-- EXERCISE TASK --
Each line of the material below should be reproduced exactly.

-- MATERIAL TO PROCESS --
START

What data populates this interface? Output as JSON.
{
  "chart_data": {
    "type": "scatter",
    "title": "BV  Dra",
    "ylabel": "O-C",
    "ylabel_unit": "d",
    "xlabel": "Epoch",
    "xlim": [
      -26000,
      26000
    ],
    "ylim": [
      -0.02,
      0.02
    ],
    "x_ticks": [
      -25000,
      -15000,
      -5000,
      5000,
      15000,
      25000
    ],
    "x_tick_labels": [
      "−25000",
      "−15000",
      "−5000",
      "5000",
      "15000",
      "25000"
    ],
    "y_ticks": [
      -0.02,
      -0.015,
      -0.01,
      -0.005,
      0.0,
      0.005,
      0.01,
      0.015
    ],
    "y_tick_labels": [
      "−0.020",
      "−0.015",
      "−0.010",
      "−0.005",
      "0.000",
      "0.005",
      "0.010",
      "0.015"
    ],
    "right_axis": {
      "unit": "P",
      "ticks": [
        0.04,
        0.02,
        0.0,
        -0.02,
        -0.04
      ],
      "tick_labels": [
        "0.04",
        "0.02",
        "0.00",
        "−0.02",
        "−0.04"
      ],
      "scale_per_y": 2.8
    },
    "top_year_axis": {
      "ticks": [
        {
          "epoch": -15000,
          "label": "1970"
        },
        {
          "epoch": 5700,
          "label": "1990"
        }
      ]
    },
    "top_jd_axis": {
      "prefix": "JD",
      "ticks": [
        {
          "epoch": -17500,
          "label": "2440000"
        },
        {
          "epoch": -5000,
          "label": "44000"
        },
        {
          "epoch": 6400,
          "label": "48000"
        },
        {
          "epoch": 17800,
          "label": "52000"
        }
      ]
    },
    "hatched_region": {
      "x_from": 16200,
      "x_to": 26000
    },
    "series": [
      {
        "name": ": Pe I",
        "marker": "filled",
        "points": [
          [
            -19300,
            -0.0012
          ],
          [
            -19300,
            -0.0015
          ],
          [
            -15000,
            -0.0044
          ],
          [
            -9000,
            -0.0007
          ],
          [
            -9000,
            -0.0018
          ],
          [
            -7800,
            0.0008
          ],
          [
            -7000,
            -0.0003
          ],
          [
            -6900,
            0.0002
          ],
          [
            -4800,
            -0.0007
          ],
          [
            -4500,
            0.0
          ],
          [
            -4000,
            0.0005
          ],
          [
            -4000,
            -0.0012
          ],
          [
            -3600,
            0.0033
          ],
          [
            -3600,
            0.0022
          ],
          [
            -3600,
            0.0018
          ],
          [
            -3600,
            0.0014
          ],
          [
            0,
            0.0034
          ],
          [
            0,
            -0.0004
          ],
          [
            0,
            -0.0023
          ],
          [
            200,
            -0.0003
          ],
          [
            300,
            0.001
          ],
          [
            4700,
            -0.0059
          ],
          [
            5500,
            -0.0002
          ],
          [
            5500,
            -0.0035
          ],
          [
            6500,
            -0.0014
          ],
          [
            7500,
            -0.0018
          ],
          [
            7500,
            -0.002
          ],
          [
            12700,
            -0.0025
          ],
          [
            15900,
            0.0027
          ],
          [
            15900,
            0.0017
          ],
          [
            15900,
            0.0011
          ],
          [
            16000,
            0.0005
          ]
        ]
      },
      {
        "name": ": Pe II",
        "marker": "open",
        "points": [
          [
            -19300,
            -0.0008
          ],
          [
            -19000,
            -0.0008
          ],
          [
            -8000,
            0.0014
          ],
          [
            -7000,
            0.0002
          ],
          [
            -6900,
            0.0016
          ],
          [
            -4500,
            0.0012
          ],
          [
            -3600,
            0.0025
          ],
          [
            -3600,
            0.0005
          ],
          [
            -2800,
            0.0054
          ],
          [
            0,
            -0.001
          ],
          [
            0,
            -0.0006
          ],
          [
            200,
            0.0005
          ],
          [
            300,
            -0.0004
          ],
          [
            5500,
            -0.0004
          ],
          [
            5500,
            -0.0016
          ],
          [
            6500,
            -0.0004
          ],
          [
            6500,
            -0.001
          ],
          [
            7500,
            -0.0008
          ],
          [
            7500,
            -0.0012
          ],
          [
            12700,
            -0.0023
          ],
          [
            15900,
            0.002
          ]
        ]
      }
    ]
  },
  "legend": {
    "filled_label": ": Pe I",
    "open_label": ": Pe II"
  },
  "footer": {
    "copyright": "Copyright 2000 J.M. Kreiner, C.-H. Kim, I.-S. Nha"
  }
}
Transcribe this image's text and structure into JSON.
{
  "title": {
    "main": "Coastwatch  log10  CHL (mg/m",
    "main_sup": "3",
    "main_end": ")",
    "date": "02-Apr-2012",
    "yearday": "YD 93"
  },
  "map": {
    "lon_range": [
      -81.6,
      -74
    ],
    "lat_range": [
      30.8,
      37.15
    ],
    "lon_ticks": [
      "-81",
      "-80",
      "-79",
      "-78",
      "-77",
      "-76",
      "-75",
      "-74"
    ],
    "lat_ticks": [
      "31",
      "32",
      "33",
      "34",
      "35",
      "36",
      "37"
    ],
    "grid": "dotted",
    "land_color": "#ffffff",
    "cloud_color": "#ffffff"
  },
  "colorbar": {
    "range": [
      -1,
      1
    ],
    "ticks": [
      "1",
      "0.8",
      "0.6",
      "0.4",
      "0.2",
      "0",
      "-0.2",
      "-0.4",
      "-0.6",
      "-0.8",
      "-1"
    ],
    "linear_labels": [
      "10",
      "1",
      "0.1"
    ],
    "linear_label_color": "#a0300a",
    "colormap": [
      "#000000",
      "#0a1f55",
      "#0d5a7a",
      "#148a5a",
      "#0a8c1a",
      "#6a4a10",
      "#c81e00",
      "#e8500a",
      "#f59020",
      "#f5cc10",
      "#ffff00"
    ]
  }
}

END

-- SOLUTION TO THIS PROBLEM --
What data populates this interface? Output as JSON.
{
  "chart_data": {
    "type": "scatter",
    "title": "BV  Dra",
    "ylabel": "O-C",
    "ylabel_unit": "d",
    "xlabel": "Epoch",
    "xlim": [
      -26000,
      26000
    ],
    "ylim": [
      -0.02,
      0.02
    ],
    "x_ticks": [
      -25000,
      -15000,
      -5000,
      5000,
      15000,
      25000
    ],
    "x_tick_labels": [
      "−25000",
      "−15000",
      "−5000",
      "5000",
      "15000",
      "25000"
    ],
    "y_ticks": [
      -0.02,
      -0.015,
      -0.01,
      -0.005,
      0.0,
      0.005,
      0.01,
      0.015
    ],
    "y_tick_labels": [
      "−0.020",
      "−0.015",
      "−0.010",
      "−0.005",
      "0.000",
      "0.005",
      "0.010",
      "0.015"
    ],
    "right_axis": {
      "unit": "P",
      "ticks": [
        0.04,
        0.02,
        0.0,
        -0.02,
        -0.04
      ],
      "tick_labels": [
        "0.04",
        "0.02",
        "0.00",
        "−0.02",
        "−0.04"
      ],
      "scale_per_y": 2.8
    },
    "top_year_axis": {
      "ticks": [
        {
          "epoch": -15000,
          "label": "1970"
        },
        {
          "epoch": 5700,
          "label": "1990"
        }
      ]
    },
    "top_jd_axis": {
      "prefix": "JD",
      "ticks": [
        {
          "epoch": -17500,
          "label": "2440000"
        },
        {
          "epoch": -5000,
          "label": "44000"
        },
        {
          "epoch": 6400,
          "label": "48000"
        },
        {
          "epoch": 17800,
          "label": "52000"
        }
      ]
    },
    "hatched_region": {
      "x_from": 16200,
      "x_to": 26000
    },
    "series": [
      {
        "name": ": Pe I",
        "marker": "filled",
        "points": [
          [
            -19300,
            -0.0012
          ],
          [
            -19300,
            -0.0015
          ],
          [
            -15000,
            -0.0044
          ],
          [
            -9000,
            -0.0007
          ],
          [
            -9000,
            -0.0018
          ],
          [
            -7800,
            0.0008
          ],
          [
            -7000,
            -0.0003
          ],
          [
            -6900,
            0.0002
          ],
          [
            -4800,
            -0.0007
          ],
          [
            -4500,
            0.0
          ],
          [
            -4000,
            0.0005
          ],
          [
            -4000,
            -0.0012
          ],
          [
            -3600,
            0.0033
          ],
          [
            -3600,
            0.0022
          ],
          [
            -3600,
            0.0018
          ],
          [
            -3600,
            0.0014
          ],
          [
            0,
            0.0034
          ],
          [
            0,
            -0.0004
          ],
          [
            0,
            -0.0023
          ],
          [
            200,
            -0.0003
          ],
          [
            300,
            0.001
          ],
          [
            4700,
            -0.0059
          ],
          [
            5500,
            -0.0002
          ],
          [
            5500,
            -0.0035
          ],
          [
            6500,
            -0.0014
          ],
          [
            7500,
            -0.0018
          ],
          [
            7500,
            -0.002
          ],
          [
            12700,
            -0.0025
          ],
          [
            15900,
            0.0027
          ],
          [
            15900,
            0.0017
          ],
          [
            15900,
            0.0011
          ],
          [
            16000,
            0.0005
          ]
        ]
      },
      {
        "name": ": Pe II",
        "marker": "open",
        "points": [
          [
            -19300,
            -0.0008
          ],
          [
            -19000,
            -0.0008
          ],
          [
            -8000,
            0.0014
          ],
          [
            -7000,
            0.0002
          ],
          [
            -6900,
            0.0016
          ],
          [
            -4500,
            0.0012
          ],
          [
            -3600,
            0.0025
          ],
          [
            -3600,
            0.0005
          ],
          [
            -2800,
            0.0054
          ],
          [
            0,
            -0.001
          ],
          [
            0,
            -0.0006
          ],
          [
            200,
            0.0005
          ],
          [
            300,
            -0.0004
          ],
          [
            5500,
            -0.0004
          ],
          [
            5500,
            -0.0016
          ],
          [
            6500,
            -0.0004
          ],
          [
            6500,
            -0.001
          ],
          [
            7500,
            -0.0008
          ],
          [
            7500,
            -0.0012
          ],
          [
            12700,
            -0.0023
          ],
          [
            15900,
            0.002
          ]
        ]
      }
    ]
  },
  "legend": {
    "filled_label": ": Pe I",
    "open_label": ": Pe II"
  },
  "footer": {
    "copyright": "Copyright 2000 J.M. Kreiner, C.-H. Kim, I.-S. Nha"
  }
}
Transcribe this image's text and structure into JSON.
{
  "title": {
    "main": "Coastwatch  log10  CHL (mg/m",
    "main_sup": "3",
    "main_end": ")",
    "date": "02-Apr-2012",
    "yearday": "YD 93"
  },
  "map": {
    "lon_range": [
      -81.6,
      -74
    ],
    "lat_range": [
      30.8,
      37.15
    ],
    "lon_ticks": [
      "-81",
      "-80",
      "-79",
      "-78",
      "-77",
      "-76",
      "-75",
      "-74"
    ],
    "lat_ticks": [
      "31",
      "32",
      "33",
      "34",
      "35",
      "36",
      "37"
    ],
    "grid": "dotted",
    "land_color": "#ffffff",
    "cloud_color": "#ffffff"
  },
  "colorbar": {
    "range": [
      -1,
      1
    ],
    "ticks": [
      "1",
      "0.8",
      "0.6",
      "0.4",
      "0.2",
      "0",
      "-0.2",
      "-0.4",
      "-0.6",
      "-0.8",
      "-1"
    ],
    "linear_labels": [
      "10",
      "1",
      "0.1"
    ],
    "linear_label_color": "#a0300a",
    "colormap": [
      "#000000",
      "#0a1f55",
      "#0d5a7a",
      "#148a5a",
      "#0a8c1a",
      "#6a4a10",
      "#c81e00",
      "#e8500a",
      "#f59020",
      "#f5cc10",
      "#ffff00"
    ]
  }
}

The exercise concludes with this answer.